-- PROBLEM TO SOLVE --
In your copy, leave out the pictures and repeat the entries below exactly.

Saved entries:
╭──

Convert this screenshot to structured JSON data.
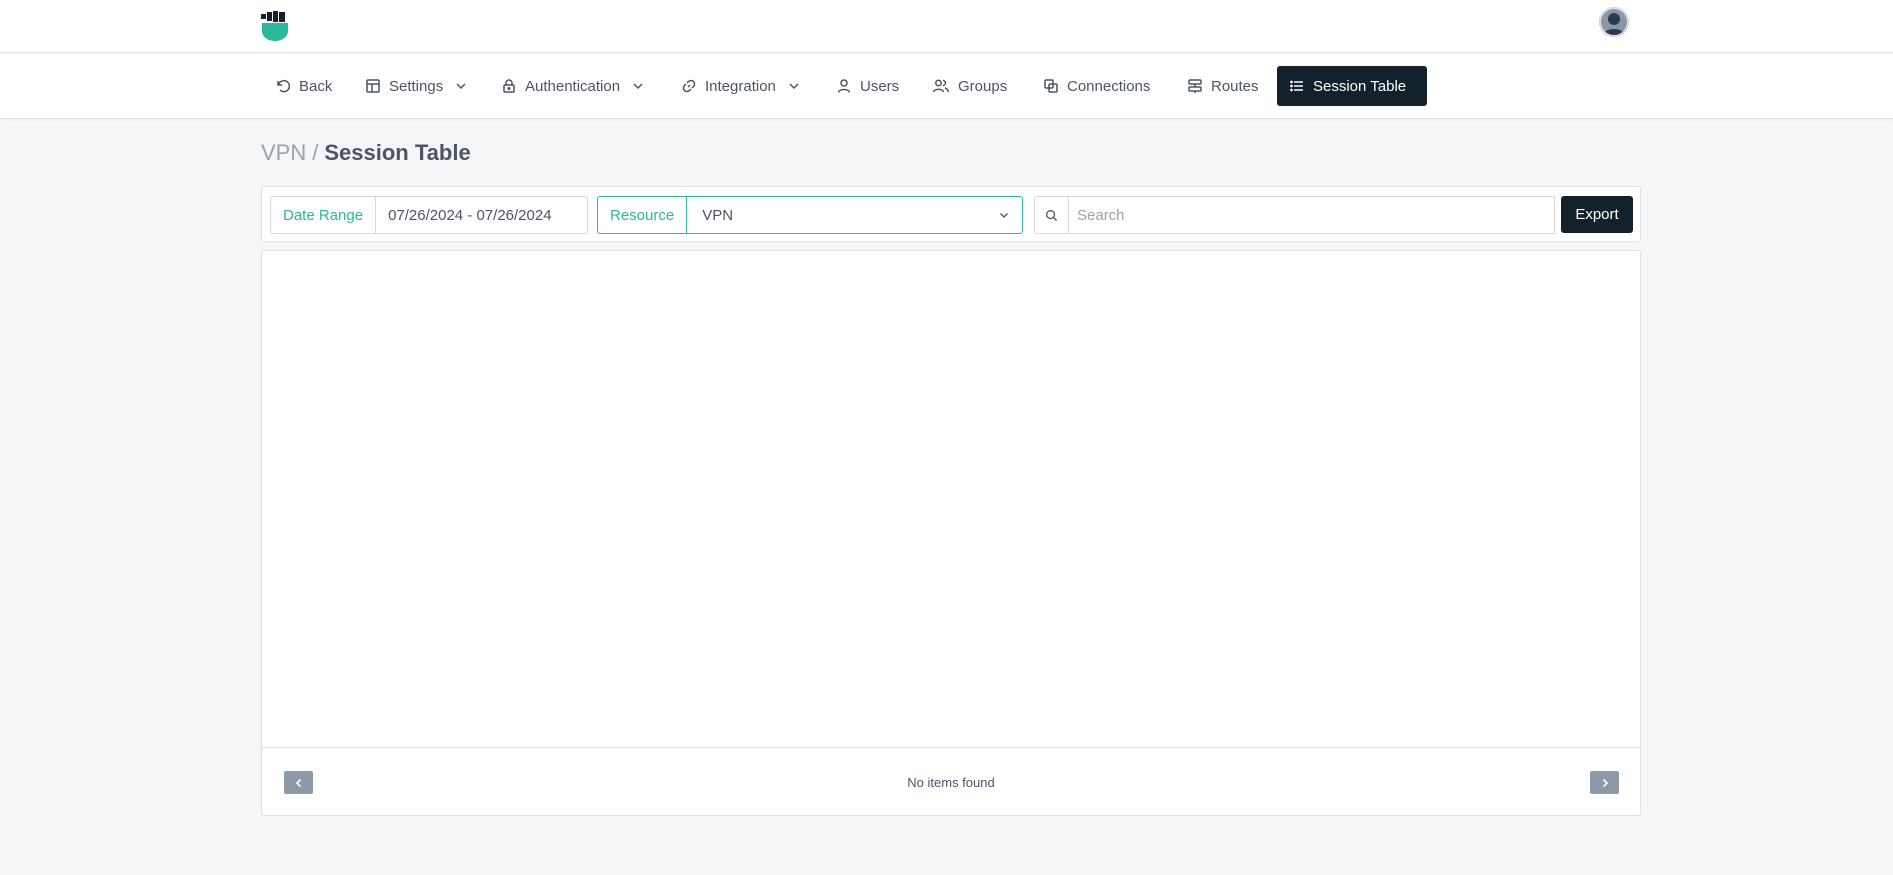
{
  "colors": {
    "accent": "#2bb99a",
    "dark": "#13212b",
    "pager": "#8e9aa8"
  },
  "header": {
    "logo_icon": "fist-shield-logo-icon",
    "avatar_icon": "user-avatar-icon"
  },
  "nav": {
    "back": "Back",
    "settings": "Settings",
    "authentication": "Authentication",
    "integration": "Integration",
    "users": "Users",
    "groups": "Groups",
    "connections": "Connections",
    "routes": "Routes",
    "session_table": "Session Table",
    "active": "Session Table"
  },
  "breadcrumb": {
    "parent": "VPN",
    "separator": "/",
    "current": "Session Table"
  },
  "filters": {
    "date_range_label": "Date Range",
    "date_range_value": "07/26/2024 - 07/26/2024",
    "resource_label": "Resource",
    "resource_value": "VPN",
    "search_placeholder": "Search",
    "search_value": "",
    "export_label": "Export"
  },
  "table": {
    "empty_message": "No items found"
  }
}
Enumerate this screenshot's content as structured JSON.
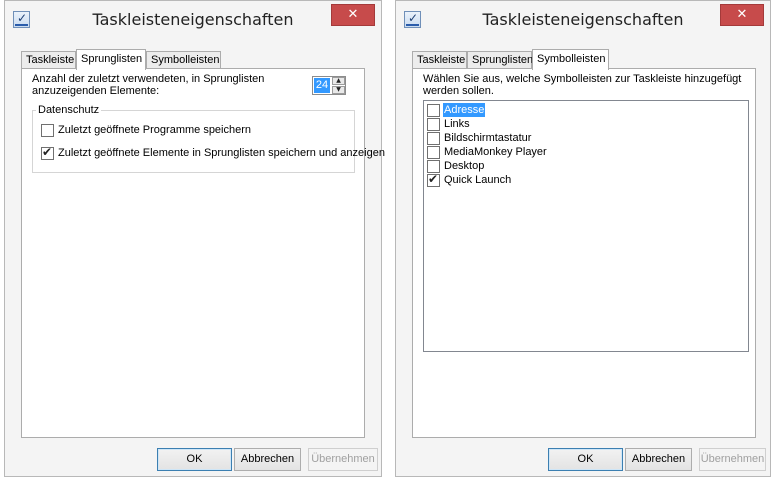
{
  "windows": [
    {
      "title": "Taskleisteneigenschaften",
      "close_symbol": "✕",
      "tabs": [
        "Taskleiste",
        "Sprunglisten",
        "Symbolleisten"
      ],
      "active_tab": "Sprunglisten",
      "recent_items_label_line1": "Anzahl der zuletzt verwendeten, in Sprunglisten",
      "recent_items_label_line2": "anzuzeigenden Elemente:",
      "recent_items_value": "24",
      "privacy_group_label": "Datenschutz",
      "options": [
        {
          "label": "Zuletzt geöffnete Programme speichern",
          "checked": false
        },
        {
          "label": "Zuletzt geöffnete Elemente in Sprunglisten speichern und anzeigen",
          "checked": true
        }
      ],
      "buttons": {
        "ok": "OK",
        "cancel": "Abbrechen",
        "apply": "Übernehmen"
      }
    },
    {
      "title": "Taskleisteneigenschaften",
      "close_symbol": "✕",
      "tabs": [
        "Taskleiste",
        "Sprunglisten",
        "Symbolleisten"
      ],
      "active_tab": "Symbolleisten",
      "description_line1": "Wählen Sie aus, welche Symbolleisten zur Taskleiste hinzugefügt",
      "description_line2": "werden sollen.",
      "toolbars": [
        {
          "label": "Adresse",
          "checked": false,
          "selected": true
        },
        {
          "label": "Links",
          "checked": false,
          "selected": false
        },
        {
          "label": "Bildschirmtastatur",
          "checked": false,
          "selected": false
        },
        {
          "label": "MediaMonkey Player",
          "checked": false,
          "selected": false
        },
        {
          "label": "Desktop",
          "checked": false,
          "selected": false
        },
        {
          "label": "Quick Launch",
          "checked": true,
          "selected": false
        }
      ],
      "buttons": {
        "ok": "OK",
        "cancel": "Abbrechen",
        "apply": "Übernehmen"
      }
    }
  ]
}
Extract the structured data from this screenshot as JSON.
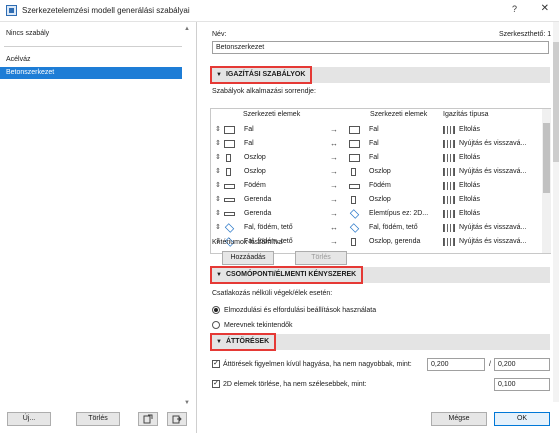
{
  "window": {
    "title": "Szerkezetelemzési modell generálási szabályai",
    "help": "?",
    "close": "✕"
  },
  "left": {
    "items": [
      "Nincs szabály",
      "Acélváz",
      "Betonszerkezet"
    ],
    "selected": 2,
    "buttons": {
      "new": "Új...",
      "delete": "Törlés"
    }
  },
  "right": {
    "name_label": "Név:",
    "editable_label": "Szerkeszthető:",
    "editable_value": "1",
    "name_value": "Betonszerkezet",
    "sections": {
      "alignment": "IGAZÍTÁSI SZABÁLYOK",
      "nodal": "CSOMÓPONTI/ÉLMENTI KÉNYSZEREK",
      "openings": "ÁTTÖRÉSEK"
    },
    "order_label": "Szabályok alkalmazási sorrendje:",
    "table": {
      "headers": [
        "Szerkezeti elemek",
        "Szerkezeti elemek",
        "Igazítás típusa"
      ],
      "rows": [
        {
          "from": "Fal",
          "to": "Fal",
          "type": "Eltolás"
        },
        {
          "from": "Fal",
          "to": "Fal",
          "type": "Nyújtás és visszavá..."
        },
        {
          "from": "Oszlop",
          "to": "Fal",
          "type": "Eltolás"
        },
        {
          "from": "Oszlop",
          "to": "Oszlop",
          "type": "Nyújtás és visszavá..."
        },
        {
          "from": "Födém",
          "to": "Födém",
          "type": "Eltolás"
        },
        {
          "from": "Gerenda",
          "to": "Oszlop",
          "type": "Eltolás"
        },
        {
          "from": "Gerenda",
          "to": "Elemtípus ez: 2D...",
          "type": "Eltolás"
        },
        {
          "from": "Fal, födém, tető",
          "to": "Fal, födém, tető",
          "type": "Nyújtás és visszavá..."
        },
        {
          "from": "Fal, födém, tető",
          "to": "Oszlop, gerenda",
          "type": "Nyújtás és visszavá..."
        }
      ]
    },
    "criteria_label": "Kritériumok kiszámítva",
    "add_button": "Hozzáadás",
    "delete_button": "Törlés",
    "nodal_text": "Csatlakozás nélküli végek/élek esetén:",
    "radio1": "Elmozdulási és elfordulási beállítások használata",
    "radio2": "Merevnek tekintendők",
    "openings_check1": "Áttörések figyelmen kívül hagyása, ha nem nagyobbak, mint:",
    "openings_val1a": "0,200",
    "openings_sep": "/",
    "openings_val1b": "0,200",
    "openings_check2": "2D elemek törlése, ha nem szélesebbek, mint:",
    "openings_val2": "0,100",
    "cancel": "Mégse",
    "ok": "OK"
  }
}
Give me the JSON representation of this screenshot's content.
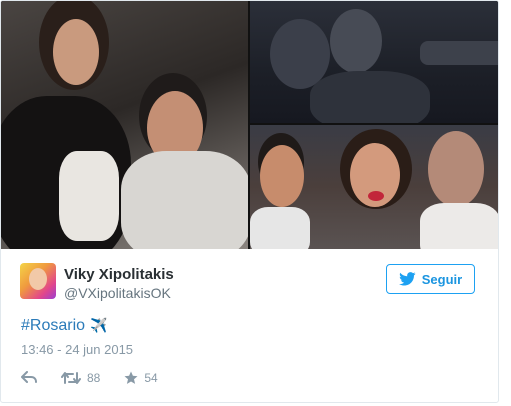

╰──

-- WRITTEN ANSWER --
Convert this screenshot to structured JSON data.
{
  "colors": {
    "accent": "#2bb99a",
    "dark": "#13212b",
    "pager": "#8e9aa8"
  },
  "header": {
    "logo_icon": "fist-shield-logo-icon",
    "avatar_icon": "user-avatar-icon"
  },
  "nav": {
    "back": "Back",
    "settings": "Settings",
    "authentication": "Authentication",
    "integration": "Integration",
    "users": "Users",
    "groups": "Groups",
    "connections": "Connections",
    "routes": "Routes",
    "session_table": "Session Table",
    "active": "Session Table"
  },
  "breadcrumb": {
    "parent": "VPN",
    "separator": "/",
    "current": "Session Table"
  },
  "filters": {
    "date_range_label": "Date Range",
    "date_range_value": "07/26/2024 - 07/26/2024",
    "resource_label": "Resource",
    "resource_value": "VPN",
    "search_placeholder": "Search",
    "search_value": "",
    "export_label": "Export"
  },
  "table": {
    "empty_message": "No items found"
  }
}
Enumerate this screenshot's content as structured JSON.
{
  "windows": [
    {
      "title": "Taskleisteneigenschaften",
      "close_symbol": "✕",
      "tabs": [
        "Taskleiste",
        "Sprunglisten",
        "Symbolleisten"
      ],
      "active_tab": "Sprunglisten",
      "recent_items_label_line1": "Anzahl der zuletzt verwendeten, in Sprunglisten",
      "recent_items_label_line2": "anzuzeigenden Elemente:",
      "recent_items_value": "24",
      "privacy_group_label": "Datenschutz",
      "options": [
        {
          "label": "Zuletzt geöffnete Programme speichern",
          "checked": false
        },
        {
          "label": "Zuletzt geöffnete Elemente in Sprunglisten speichern und anzeigen",
          "checked": true
        }
      ],
      "buttons": {
        "ok": "OK",
        "cancel": "Abbrechen",
        "apply": "Übernehmen"
      }
    },
    {
      "title": "Taskleisteneigenschaften",
      "close_symbol": "✕",
      "tabs": [
        "Taskleiste",
        "Sprunglisten",
        "Symbolleisten"
      ],
      "active_tab": "Symbolleisten",
      "description_line1": "Wählen Sie aus, welche Symbolleisten zur Taskleiste hinzugefügt",
      "description_line2": "werden sollen.",
      "toolbars": [
        {
          "label": "Adresse",
          "checked": false,
          "selected": true
        },
        {
          "label": "Links",
          "checked": false,
          "selected": false
        },
        {
          "label": "Bildschirmtastatur",
          "checked": false,
          "selected": false
        },
        {
          "label": "MediaMonkey Player",
          "checked": false,
          "selected": false
        },
        {
          "label": "Desktop",
          "checked": false,
          "selected": false
        },
        {
          "label": "Quick Launch",
          "checked": true,
          "selected": false
        }
      ],
      "buttons": {
        "ok": "OK",
        "cancel": "Abbrechen",
        "apply": "Übernehmen"
      }
    }
  ]
}
Extract the structured data from this screenshot as JSON.
{
  "window": {
    "title": "Szerkezetelemzési modell generálási szabályai",
    "help": "?",
    "close": "✕"
  },
  "left": {
    "items": [
      "Nincs szabály",
      "Acélváz",
      "Betonszerkezet"
    ],
    "selected": 2,
    "buttons": {
      "new": "Új...",
      "delete": "Törlés"
    }
  },
  "right": {
    "name_label": "Név:",
    "editable_label": "Szerkeszthető:",
    "editable_value": "1",
    "name_value": "Betonszerkezet",
    "sections": {
      "alignment": "IGAZÍTÁSI SZABÁLYOK",
      "nodal": "CSOMÓPONTI/ÉLMENTI KÉNYSZEREK",
      "openings": "ÁTTÖRÉSEK"
    },
    "order_label": "Szabályok alkalmazási sorrendje:",
    "table": {
      "headers": [
        "Szerkezeti elemek",
        "Szerkezeti elemek",
        "Igazítás típusa"
      ],
      "rows": [
        {
          "from": "Fal",
          "to": "Fal",
          "type": "Eltolás"
        },
        {
          "from": "Fal",
          "to": "Fal",
          "type": "Nyújtás és visszavá..."
        },
        {
          "from": "Oszlop",
          "to": "Fal",
          "type": "Eltolás"
        },
        {
          "from": "Oszlop",
          "to": "Oszlop",
          "type": "Nyújtás és visszavá..."
        },
        {
          "from": "Födém",
          "to": "Födém",
          "type": "Eltolás"
        },
        {
          "from": "Gerenda",
          "to": "Oszlop",
          "type": "Eltolás"
        },
        {
          "from": "Gerenda",
          "to": "Elemtípus ez: 2D...",
          "type": "Eltolás"
        },
        {
          "from": "Fal, födém, tető",
          "to": "Fal, födém, tető",
          "type": "Nyújtás és visszavá..."
        },
        {
          "from": "Fal, födém, tető",
          "to": "Oszlop, gerenda",
          "type": "Nyújtás és visszavá..."
        }
      ]
    },
    "criteria_label": "Kritériumok kiszámítva",
    "add_button": "Hozzáadás",
    "delete_button": "Törlés",
    "nodal_text": "Csatlakozás nélküli végek/élek esetén:",
    "radio1": "Elmozdulási és elfordulási beállítások használata",
    "radio2": "Merevnek tekintendők",
    "openings_check1": "Áttörések figyelmen kívül hagyása, ha nem nagyobbak, mint:",
    "openings_val1a": "0,200",
    "openings_sep": "/",
    "openings_val1b": "0,200",
    "openings_check2": "2D elemek törlése, ha nem szélesebbek, mint:",
    "openings_val2": "0,100",
    "cancel": "Mégse",
    "ok": "OK"
  }
}
Give me the JSON representation of this screenshot's content.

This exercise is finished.